** Start **
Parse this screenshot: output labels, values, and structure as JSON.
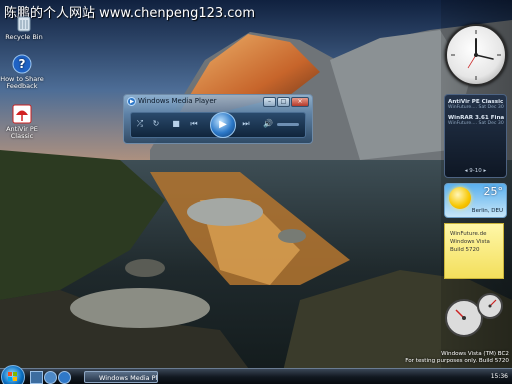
{
  "watermark": "陈鹏的个人网站  www.chenpeng123.com",
  "desktop_icons": [
    {
      "label": "Recycle Bin"
    },
    {
      "label": "How to Share Feedback"
    },
    {
      "label": "AntiVir PE Classic"
    }
  ],
  "media_player": {
    "title": "Windows Media Player",
    "controls": {
      "minimize": "–",
      "maximize": "□",
      "close": "×"
    }
  },
  "sidebar": {
    "feeds": [
      {
        "title": "AntiVir PE Classic 7...",
        "sub": "WinFuture.... Sat Dec 30"
      },
      {
        "title": "WinRAR 3.61 Final -...",
        "sub": "WinFuture.... Sat Dec 30"
      }
    ],
    "feed_nav": "9-10",
    "weather": {
      "temp": "25°",
      "city": "Berlin, DEU"
    },
    "note_lines": [
      "WinFuture.de",
      "Windows Vista",
      "Build 5720"
    ]
  },
  "os_info": {
    "line1": "Windows Vista (TM) BC2",
    "line2": "For testing purposes only. Build 5720"
  },
  "taskbar": {
    "task_label": "Windows Media Pla...",
    "clock": "15:36"
  }
}
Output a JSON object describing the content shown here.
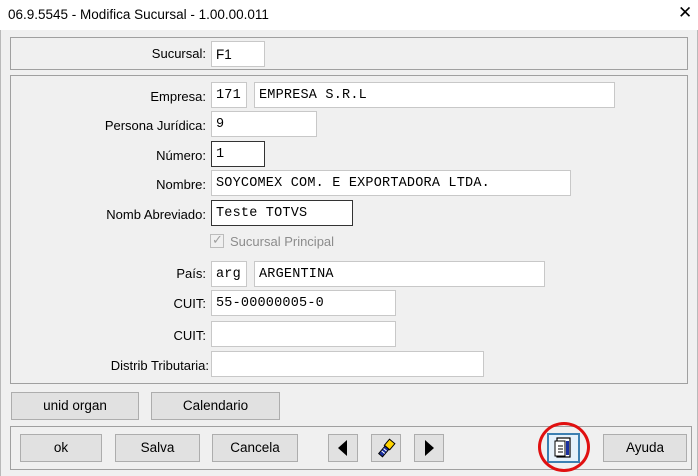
{
  "window": {
    "title": "06.9.5545 - Modifica Sucursal - 1.00.00.011",
    "close_glyph": "✕"
  },
  "header": {
    "sucursal_label": "Sucursal:",
    "sucursal_value": "F1"
  },
  "form": {
    "empresa_label": "Empresa:",
    "empresa_code": "171",
    "empresa_name": "EMPRESA  S.R.L",
    "persona_label": "Persona Jurídica:",
    "persona_value": "9",
    "numero_label": "Número:",
    "numero_value": "1",
    "nombre_label": "Nombre:",
    "nombre_value": "SOYCOMEX COM. E EXPORTADORA LTDA.",
    "abreviado_label": "Nomb Abreviado:",
    "abreviado_value": "Teste TOTVS",
    "principal_label": "Sucursal Principal",
    "principal_checked": true,
    "pais_label": "País:",
    "pais_code": "arg",
    "pais_name": "ARGENTINA",
    "cuit_label": "CUIT:",
    "cuit_value": "55-00000005-0",
    "cuit2_label": "CUIT:",
    "cuit2_value": "",
    "distrib_label": "Distrib Tributaria:",
    "distrib_value": ""
  },
  "extra_buttons": {
    "unid_organ": "unid organ",
    "calendario": "Calendario"
  },
  "toolbar": {
    "ok": "ok",
    "salva": "Salva",
    "cancela": "Cancela",
    "ayuda": "Ayuda",
    "icons": [
      "prev-record-icon",
      "search-flashlight-icon",
      "next-record-icon",
      "document-report-icon"
    ],
    "highlight_color": "#e01010"
  }
}
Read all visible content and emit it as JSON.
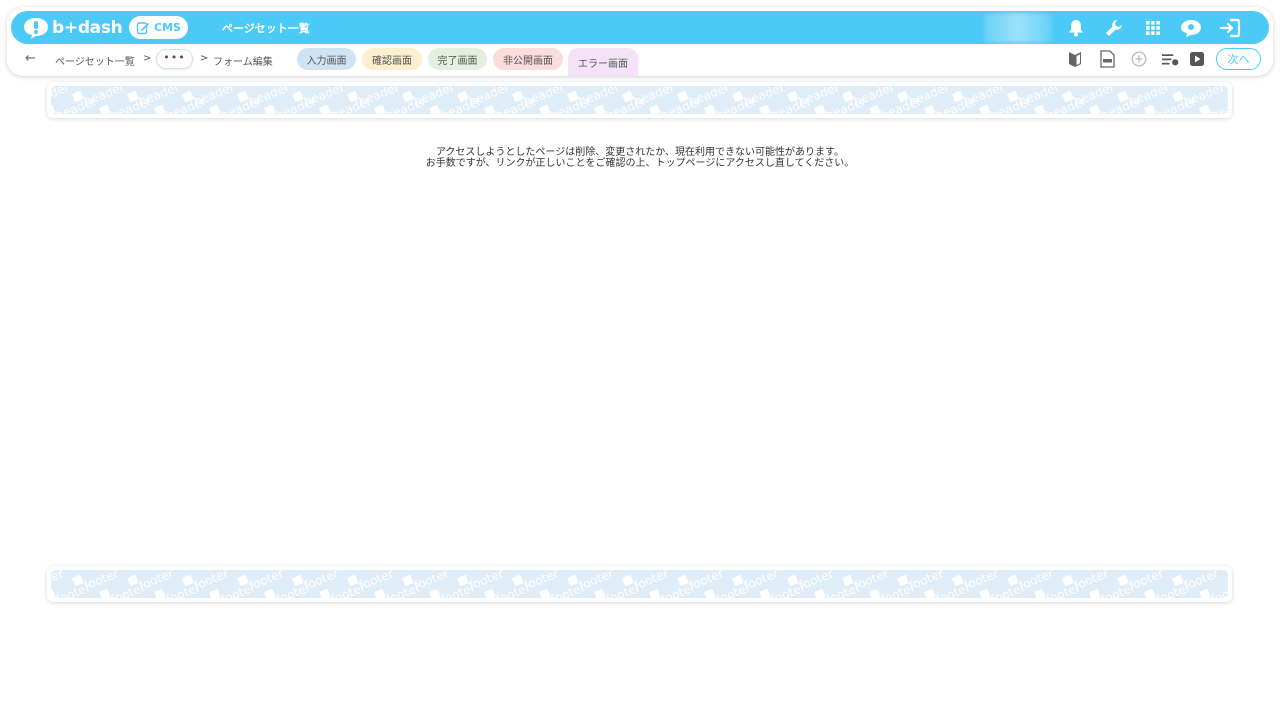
{
  "app": {
    "logo_text": "b+dash",
    "cms_label": "CMS",
    "page_title": "ページセット一覧"
  },
  "topbar_icons": [
    {
      "name": "bell-icon"
    },
    {
      "name": "wrench-icon"
    },
    {
      "name": "grid-icon"
    },
    {
      "name": "chat-bubble-icon"
    },
    {
      "name": "logout-icon"
    }
  ],
  "breadcrumb": {
    "back": "←",
    "items": [
      "ページセット一覧",
      "•••",
      "フォーム編集"
    ],
    "separator": ">"
  },
  "tabs": [
    {
      "label": "入力画面",
      "color": "#cfe4f3"
    },
    {
      "label": "確認画面",
      "color": "#fbefcf"
    },
    {
      "label": "完了画面",
      "color": "#e4f0dd"
    },
    {
      "label": "非公開画面",
      "color": "#fbdcdc"
    },
    {
      "label": "エラー画面",
      "color": "#f4e3f7",
      "active": true
    }
  ],
  "toolbar_icons": [
    {
      "name": "beginner-mark-icon"
    },
    {
      "name": "html-file-icon"
    },
    {
      "name": "add-circle-icon"
    },
    {
      "name": "list-settings-icon"
    },
    {
      "name": "play-icon"
    }
  ],
  "next_button": "次へ",
  "header_band": "header",
  "footer_band": "footer",
  "message": {
    "line1": "アクセスしようとしたページは削除、変更されたか、現在利用できない可能性があります。",
    "line2": "お手数ですが、リンクが正しいことをご確認の上、トップページにアクセスし直してください。"
  },
  "colors": {
    "accent": "#4ccaf7",
    "band_bg": "#dfedf9"
  }
}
** End **
→ Written request
Leave out the pictures and print each record exactly as it stands.

→ Solution
Parse this screenshot: output labels, values, and structure as JSON.
{
  "watermark": "陈鹏的个人网站  www.chenpeng123.com",
  "desktop_icons": [
    {
      "label": "Recycle Bin"
    },
    {
      "label": "How to Share Feedback"
    },
    {
      "label": "AntiVir PE Classic"
    }
  ],
  "media_player": {
    "title": "Windows Media Player",
    "controls": {
      "minimize": "–",
      "maximize": "□",
      "close": "×"
    }
  },
  "sidebar": {
    "feeds": [
      {
        "title": "AntiVir PE Classic 7...",
        "sub": "WinFuture.... Sat Dec 30"
      },
      {
        "title": "WinRAR 3.61 Final -...",
        "sub": "WinFuture.... Sat Dec 30"
      }
    ],
    "feed_nav": "9-10",
    "weather": {
      "temp": "25°",
      "city": "Berlin, DEU"
    },
    "note_lines": [
      "WinFuture.de",
      "Windows Vista",
      "Build 5720"
    ]
  },
  "os_info": {
    "line1": "Windows Vista (TM) BC2",
    "line2": "For testing purposes only. Build 5720"
  },
  "taskbar": {
    "task_label": "Windows Media Pla...",
    "clock": "15:36"
  }
}
Output a JSON object describing the content shown here.
{
  "window": {
    "title": "06.9.5545 - Modifica Sucursal - 1.00.00.011",
    "close_glyph": "✕"
  },
  "header": {
    "sucursal_label": "Sucursal:",
    "sucursal_value": "F1"
  },
  "form": {
    "empresa_label": "Empresa:",
    "empresa_code": "171",
    "empresa_name": "EMPRESA  S.R.L",
    "persona_label": "Persona Jurídica:",
    "persona_value": "9",
    "numero_label": "Número:",
    "numero_value": "1",
    "nombre_label": "Nombre:",
    "nombre_value": "SOYCOMEX COM. E EXPORTADORA LTDA.",
    "abreviado_label": "Nomb Abreviado:",
    "abreviado_value": "Teste TOTVS",
    "principal_label": "Sucursal Principal",
    "principal_checked": true,
    "pais_label": "País:",
    "pais_code": "arg",
    "pais_name": "ARGENTINA",
    "cuit_label": "CUIT:",
    "cuit_value": "55-00000005-0",
    "cuit2_label": "CUIT:",
    "cuit2_value": "",
    "distrib_label": "Distrib Tributaria:",
    "distrib_value": ""
  },
  "extra_buttons": {
    "unid_organ": "unid organ",
    "calendario": "Calendario"
  },
  "toolbar": {
    "ok": "ok",
    "salva": "Salva",
    "cancela": "Cancela",
    "ayuda": "Ayuda",
    "icons": [
      "prev-record-icon",
      "search-flashlight-icon",
      "next-record-icon",
      "document-report-icon"
    ],
    "highlight_color": "#e01010"
  }
}
Read all visible content and emit it as JSON.
{
  "app": {
    "logo_text": "b+dash",
    "cms_label": "CMS",
    "page_title": "ページセット一覧"
  },
  "topbar_icons": [
    {
      "name": "bell-icon"
    },
    {
      "name": "wrench-icon"
    },
    {
      "name": "grid-icon"
    },
    {
      "name": "chat-bubble-icon"
    },
    {
      "name": "logout-icon"
    }
  ],
  "breadcrumb": {
    "back": "←",
    "items": [
      "ページセット一覧",
      "•••",
      "フォーム編集"
    ],
    "separator": ">"
  },
  "tabs": [
    {
      "label": "入力画面",
      "color": "#cfe4f3"
    },
    {
      "label": "確認画面",
      "color": "#fbefcf"
    },
    {
      "label": "完了画面",
      "color": "#e4f0dd"
    },
    {
      "label": "非公開画面",
      "color": "#fbdcdc"
    },
    {
      "label": "エラー画面",
      "color": "#f4e3f7",
      "active": true
    }
  ],
  "toolbar_icons": [
    {
      "name": "beginner-mark-icon"
    },
    {
      "name": "html-file-icon"
    },
    {
      "name": "add-circle-icon"
    },
    {
      "name": "list-settings-icon"
    },
    {
      "name": "play-icon"
    }
  ],
  "next_button": "次へ",
  "header_band": "header",
  "footer_band": "footer",
  "message": {
    "line1": "アクセスしようとしたページは削除、変更されたか、現在利用できない可能性があります。",
    "line2": "お手数ですが、リンクが正しいことをご確認の上、トップページにアクセスし直してください。"
  },
  "colors": {
    "accent": "#4ccaf7",
    "band_bg": "#dfedf9"
  }
}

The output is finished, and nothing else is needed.